### THE PROBLEM
In the listing below, pick out lines with "series".

-- start of DATA FOR PROCESSING --

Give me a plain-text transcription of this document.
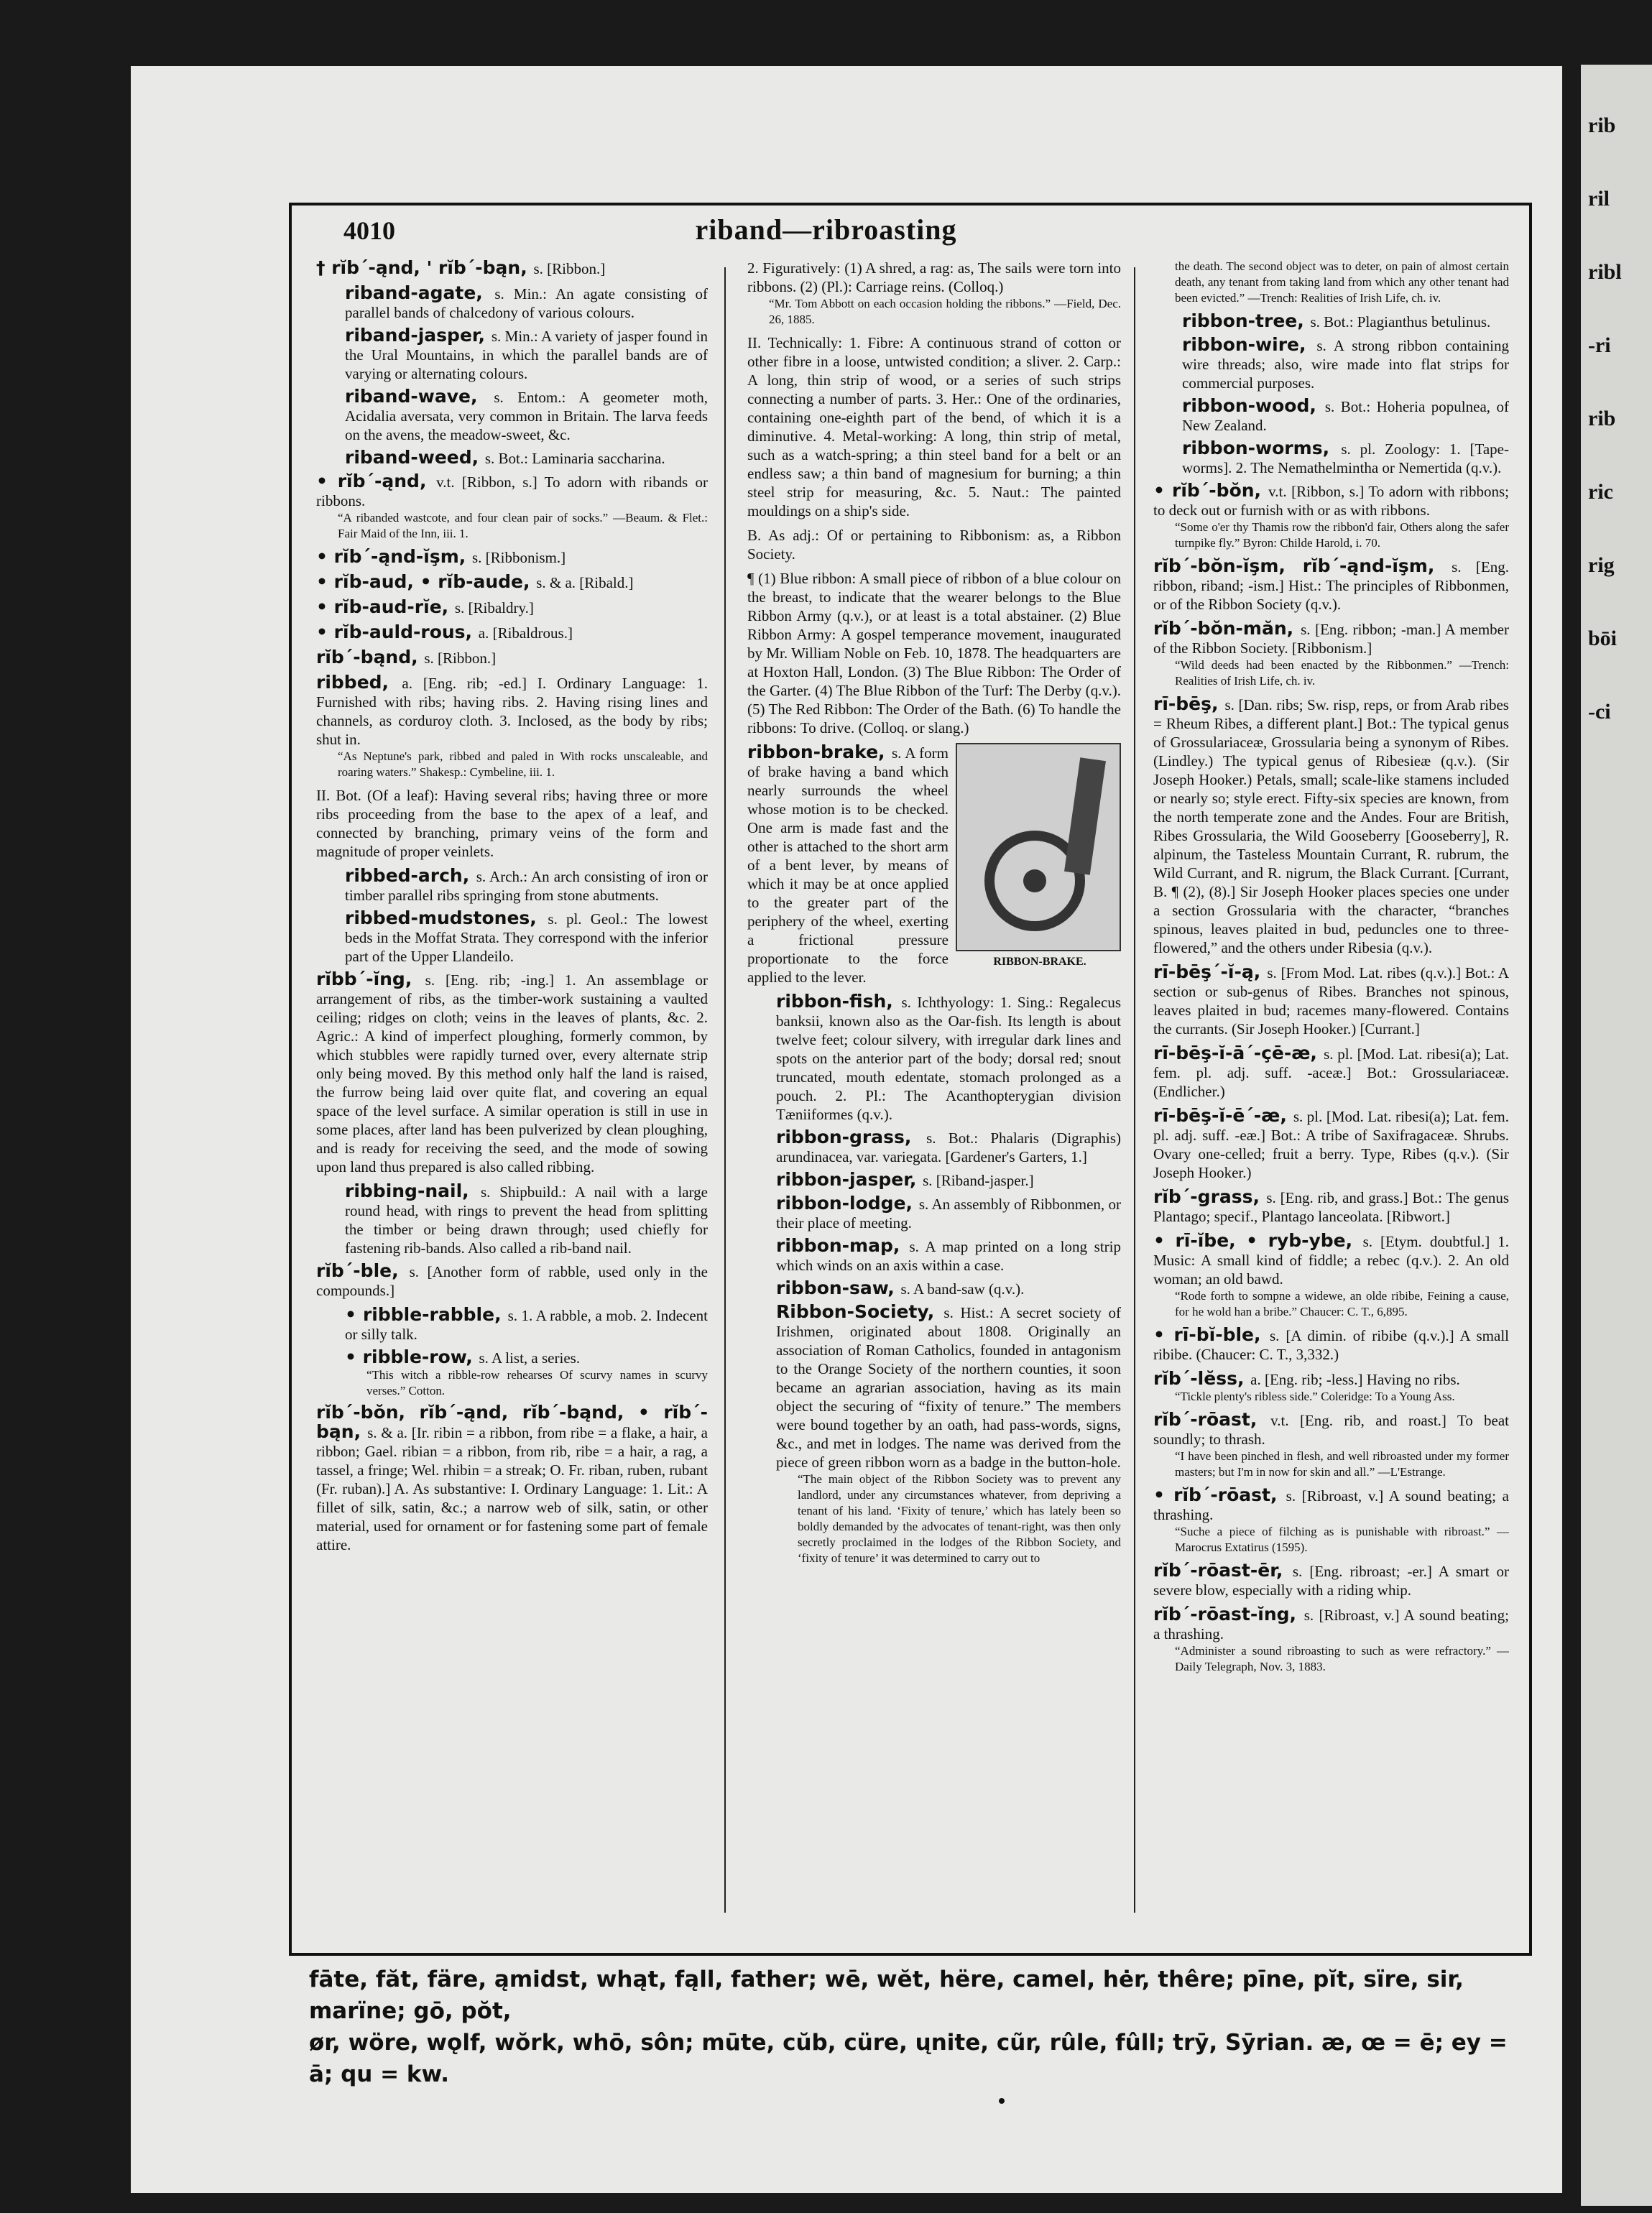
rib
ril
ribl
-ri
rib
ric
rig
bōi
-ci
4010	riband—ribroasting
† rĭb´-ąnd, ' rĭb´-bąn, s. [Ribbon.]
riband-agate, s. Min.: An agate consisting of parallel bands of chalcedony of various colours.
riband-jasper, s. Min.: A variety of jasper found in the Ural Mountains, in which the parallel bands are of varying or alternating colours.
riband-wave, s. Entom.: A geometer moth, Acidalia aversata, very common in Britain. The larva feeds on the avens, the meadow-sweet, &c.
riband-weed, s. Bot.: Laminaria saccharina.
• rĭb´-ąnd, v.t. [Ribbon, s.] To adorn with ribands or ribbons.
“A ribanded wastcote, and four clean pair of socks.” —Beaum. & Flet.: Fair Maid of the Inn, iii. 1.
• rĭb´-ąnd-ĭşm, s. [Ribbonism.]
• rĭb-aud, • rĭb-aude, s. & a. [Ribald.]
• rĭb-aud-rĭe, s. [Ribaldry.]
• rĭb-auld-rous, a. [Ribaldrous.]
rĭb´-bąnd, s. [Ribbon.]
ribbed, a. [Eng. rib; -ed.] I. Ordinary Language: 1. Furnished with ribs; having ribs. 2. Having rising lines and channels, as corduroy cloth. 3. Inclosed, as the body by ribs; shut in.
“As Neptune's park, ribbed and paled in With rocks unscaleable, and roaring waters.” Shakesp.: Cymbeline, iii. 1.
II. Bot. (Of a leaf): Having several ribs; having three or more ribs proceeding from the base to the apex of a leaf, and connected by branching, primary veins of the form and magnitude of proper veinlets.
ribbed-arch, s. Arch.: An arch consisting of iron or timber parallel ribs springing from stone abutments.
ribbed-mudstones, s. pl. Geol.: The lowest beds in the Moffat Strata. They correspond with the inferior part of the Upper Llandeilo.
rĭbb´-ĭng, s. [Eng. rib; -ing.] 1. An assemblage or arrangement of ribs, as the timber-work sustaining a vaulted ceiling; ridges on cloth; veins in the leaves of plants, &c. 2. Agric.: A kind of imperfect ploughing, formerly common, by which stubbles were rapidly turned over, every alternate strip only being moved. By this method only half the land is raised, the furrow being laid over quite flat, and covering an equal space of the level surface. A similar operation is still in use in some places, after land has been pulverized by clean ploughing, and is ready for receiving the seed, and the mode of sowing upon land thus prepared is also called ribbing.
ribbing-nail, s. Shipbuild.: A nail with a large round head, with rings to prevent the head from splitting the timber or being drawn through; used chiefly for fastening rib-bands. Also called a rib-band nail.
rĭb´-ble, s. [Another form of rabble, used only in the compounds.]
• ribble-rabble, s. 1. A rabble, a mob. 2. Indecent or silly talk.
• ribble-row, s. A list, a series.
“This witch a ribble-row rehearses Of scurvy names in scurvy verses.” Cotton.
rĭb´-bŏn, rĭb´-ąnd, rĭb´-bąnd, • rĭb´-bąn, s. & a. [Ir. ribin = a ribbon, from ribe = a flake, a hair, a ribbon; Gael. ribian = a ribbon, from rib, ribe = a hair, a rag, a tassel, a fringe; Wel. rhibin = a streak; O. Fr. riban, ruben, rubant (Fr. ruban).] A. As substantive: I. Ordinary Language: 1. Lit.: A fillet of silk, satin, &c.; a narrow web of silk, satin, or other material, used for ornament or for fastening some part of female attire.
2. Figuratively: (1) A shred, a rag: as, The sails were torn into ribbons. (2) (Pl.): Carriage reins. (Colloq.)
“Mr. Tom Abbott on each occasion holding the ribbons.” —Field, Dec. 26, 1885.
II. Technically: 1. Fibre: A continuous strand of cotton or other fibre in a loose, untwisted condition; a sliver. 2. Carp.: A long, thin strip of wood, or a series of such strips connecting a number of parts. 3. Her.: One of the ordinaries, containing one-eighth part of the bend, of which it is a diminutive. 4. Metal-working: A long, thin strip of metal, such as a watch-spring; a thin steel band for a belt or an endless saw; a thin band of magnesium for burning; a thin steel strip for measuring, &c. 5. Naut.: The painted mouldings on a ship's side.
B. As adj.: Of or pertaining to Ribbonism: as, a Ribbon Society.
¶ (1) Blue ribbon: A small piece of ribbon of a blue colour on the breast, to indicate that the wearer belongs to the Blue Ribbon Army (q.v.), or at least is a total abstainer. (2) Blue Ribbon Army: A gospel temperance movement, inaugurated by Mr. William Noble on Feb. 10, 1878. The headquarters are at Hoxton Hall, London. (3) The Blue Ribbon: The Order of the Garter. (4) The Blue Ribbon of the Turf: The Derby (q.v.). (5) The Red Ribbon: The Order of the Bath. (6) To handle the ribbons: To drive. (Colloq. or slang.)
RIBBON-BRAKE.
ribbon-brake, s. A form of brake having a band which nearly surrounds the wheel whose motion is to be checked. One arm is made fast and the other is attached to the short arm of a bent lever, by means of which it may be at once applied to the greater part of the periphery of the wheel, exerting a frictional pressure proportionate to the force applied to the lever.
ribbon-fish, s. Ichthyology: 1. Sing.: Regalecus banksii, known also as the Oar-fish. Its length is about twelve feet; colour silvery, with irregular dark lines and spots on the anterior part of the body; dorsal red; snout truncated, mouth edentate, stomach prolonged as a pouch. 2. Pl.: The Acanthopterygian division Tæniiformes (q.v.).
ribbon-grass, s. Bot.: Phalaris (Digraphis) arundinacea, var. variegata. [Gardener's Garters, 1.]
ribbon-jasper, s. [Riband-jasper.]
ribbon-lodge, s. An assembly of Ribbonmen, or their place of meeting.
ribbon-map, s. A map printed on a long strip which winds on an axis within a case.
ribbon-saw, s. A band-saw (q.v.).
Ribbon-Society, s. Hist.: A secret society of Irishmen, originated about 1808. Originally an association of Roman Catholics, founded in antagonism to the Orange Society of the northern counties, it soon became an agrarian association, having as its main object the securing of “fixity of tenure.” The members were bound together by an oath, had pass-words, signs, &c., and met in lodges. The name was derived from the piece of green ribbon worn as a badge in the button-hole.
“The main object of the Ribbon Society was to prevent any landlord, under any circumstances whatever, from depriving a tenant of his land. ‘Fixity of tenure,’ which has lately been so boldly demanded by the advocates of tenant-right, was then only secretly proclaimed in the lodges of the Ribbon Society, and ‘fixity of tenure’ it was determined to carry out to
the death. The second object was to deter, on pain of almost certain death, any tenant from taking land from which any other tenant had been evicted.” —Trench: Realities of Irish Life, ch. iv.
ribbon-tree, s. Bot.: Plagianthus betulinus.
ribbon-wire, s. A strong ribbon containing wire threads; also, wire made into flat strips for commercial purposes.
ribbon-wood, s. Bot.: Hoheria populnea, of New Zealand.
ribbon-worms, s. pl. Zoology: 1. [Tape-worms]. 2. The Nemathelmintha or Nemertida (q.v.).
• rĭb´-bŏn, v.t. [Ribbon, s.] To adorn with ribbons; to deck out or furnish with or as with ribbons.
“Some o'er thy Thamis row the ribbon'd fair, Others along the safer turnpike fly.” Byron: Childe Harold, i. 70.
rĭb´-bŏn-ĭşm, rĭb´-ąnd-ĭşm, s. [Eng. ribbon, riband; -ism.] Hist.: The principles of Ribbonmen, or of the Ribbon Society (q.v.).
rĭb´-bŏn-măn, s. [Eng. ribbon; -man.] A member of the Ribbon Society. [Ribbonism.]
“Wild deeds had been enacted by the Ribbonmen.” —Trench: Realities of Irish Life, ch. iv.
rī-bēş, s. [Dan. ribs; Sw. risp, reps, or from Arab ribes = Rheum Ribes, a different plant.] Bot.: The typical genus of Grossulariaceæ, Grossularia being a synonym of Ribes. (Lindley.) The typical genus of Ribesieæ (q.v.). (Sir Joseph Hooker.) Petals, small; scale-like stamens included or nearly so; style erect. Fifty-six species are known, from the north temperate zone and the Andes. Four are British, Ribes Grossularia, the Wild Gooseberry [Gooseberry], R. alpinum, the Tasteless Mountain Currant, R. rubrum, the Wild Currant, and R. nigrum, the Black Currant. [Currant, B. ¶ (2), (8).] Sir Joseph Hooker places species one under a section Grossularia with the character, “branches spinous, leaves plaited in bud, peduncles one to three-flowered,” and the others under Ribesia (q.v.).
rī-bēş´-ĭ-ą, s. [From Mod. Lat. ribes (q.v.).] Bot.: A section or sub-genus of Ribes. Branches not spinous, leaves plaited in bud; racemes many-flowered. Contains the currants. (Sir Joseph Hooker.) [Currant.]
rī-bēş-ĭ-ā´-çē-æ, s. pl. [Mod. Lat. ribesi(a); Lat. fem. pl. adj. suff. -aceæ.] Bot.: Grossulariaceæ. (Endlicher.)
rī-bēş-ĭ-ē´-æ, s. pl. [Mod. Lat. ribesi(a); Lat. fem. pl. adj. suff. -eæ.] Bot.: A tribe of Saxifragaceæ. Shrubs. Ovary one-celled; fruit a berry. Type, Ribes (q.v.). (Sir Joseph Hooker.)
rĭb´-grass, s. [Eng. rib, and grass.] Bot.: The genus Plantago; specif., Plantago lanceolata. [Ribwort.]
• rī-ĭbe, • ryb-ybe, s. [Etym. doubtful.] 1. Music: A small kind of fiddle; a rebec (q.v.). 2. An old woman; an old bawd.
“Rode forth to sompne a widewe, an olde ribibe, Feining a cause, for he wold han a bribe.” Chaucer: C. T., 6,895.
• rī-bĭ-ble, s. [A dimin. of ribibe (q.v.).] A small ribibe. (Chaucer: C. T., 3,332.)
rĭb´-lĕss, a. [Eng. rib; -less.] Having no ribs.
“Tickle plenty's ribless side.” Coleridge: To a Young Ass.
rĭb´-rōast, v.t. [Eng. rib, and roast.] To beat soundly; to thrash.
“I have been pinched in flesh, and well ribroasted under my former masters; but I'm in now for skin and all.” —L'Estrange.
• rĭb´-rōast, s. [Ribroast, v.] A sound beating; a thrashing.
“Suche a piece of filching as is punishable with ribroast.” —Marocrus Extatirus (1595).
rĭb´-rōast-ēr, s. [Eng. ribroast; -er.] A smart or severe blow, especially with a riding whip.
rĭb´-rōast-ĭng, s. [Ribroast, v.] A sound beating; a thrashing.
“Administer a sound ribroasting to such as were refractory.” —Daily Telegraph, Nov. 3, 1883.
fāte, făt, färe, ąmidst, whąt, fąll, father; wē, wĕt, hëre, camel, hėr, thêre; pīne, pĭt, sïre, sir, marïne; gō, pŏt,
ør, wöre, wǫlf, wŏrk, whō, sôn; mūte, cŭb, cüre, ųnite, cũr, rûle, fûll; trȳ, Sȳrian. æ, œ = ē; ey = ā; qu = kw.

-- end of DATA FOR PROCESSING --
-- start of DATA FOR PROCESSING --

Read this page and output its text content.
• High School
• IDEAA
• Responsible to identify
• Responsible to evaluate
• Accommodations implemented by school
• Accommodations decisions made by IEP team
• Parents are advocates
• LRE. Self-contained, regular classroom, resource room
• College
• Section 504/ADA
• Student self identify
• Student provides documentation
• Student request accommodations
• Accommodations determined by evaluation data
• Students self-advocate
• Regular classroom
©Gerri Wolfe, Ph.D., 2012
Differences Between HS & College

-- end of DATA FOR PROCESSING --
-- start of DATA FOR PROCESSING --

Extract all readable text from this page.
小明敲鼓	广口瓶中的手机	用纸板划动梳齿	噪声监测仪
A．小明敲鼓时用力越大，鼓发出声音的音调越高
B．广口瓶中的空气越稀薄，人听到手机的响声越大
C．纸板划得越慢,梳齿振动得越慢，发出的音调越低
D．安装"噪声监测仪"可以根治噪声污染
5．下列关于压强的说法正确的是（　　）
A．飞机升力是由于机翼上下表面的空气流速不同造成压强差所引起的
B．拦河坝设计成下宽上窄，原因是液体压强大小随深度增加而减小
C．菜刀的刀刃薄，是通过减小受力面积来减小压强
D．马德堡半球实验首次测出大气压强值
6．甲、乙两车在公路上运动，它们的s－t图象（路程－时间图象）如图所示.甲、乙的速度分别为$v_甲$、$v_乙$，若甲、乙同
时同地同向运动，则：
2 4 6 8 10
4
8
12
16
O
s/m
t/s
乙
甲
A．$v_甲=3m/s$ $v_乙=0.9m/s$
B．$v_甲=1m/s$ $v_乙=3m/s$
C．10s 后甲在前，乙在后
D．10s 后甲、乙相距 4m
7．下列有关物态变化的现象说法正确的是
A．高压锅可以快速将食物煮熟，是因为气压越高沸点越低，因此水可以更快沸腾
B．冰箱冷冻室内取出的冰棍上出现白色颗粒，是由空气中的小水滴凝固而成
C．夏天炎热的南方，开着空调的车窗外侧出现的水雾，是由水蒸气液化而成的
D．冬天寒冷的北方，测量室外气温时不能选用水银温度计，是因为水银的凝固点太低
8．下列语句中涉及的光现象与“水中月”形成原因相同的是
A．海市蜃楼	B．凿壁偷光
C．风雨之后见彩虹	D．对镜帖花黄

-- end of DATA FOR PROCESSING --

### ANSWER BELOW
• ribble-row, s. A list, a series.
II. Technically: 1. Fibre: A continuous strand of cotton or other fibre in a loose, untwisted condition; a sliver. 2. Carp.: A long, thin strip of wood, or a series of such strips connecting a number of parts. 3. Her.: One of the ordinaries, containing one-eighth part of the bend, of which it is a diminutive. 4. Metal-working: A long, thin strip of metal, such as a watch-spring; a thin steel band for a belt or an endless saw; a thin band of magnesium for burning; a thin steel strip for measuring, &c. 5. Naut.: The painted mouldings on a ship's side.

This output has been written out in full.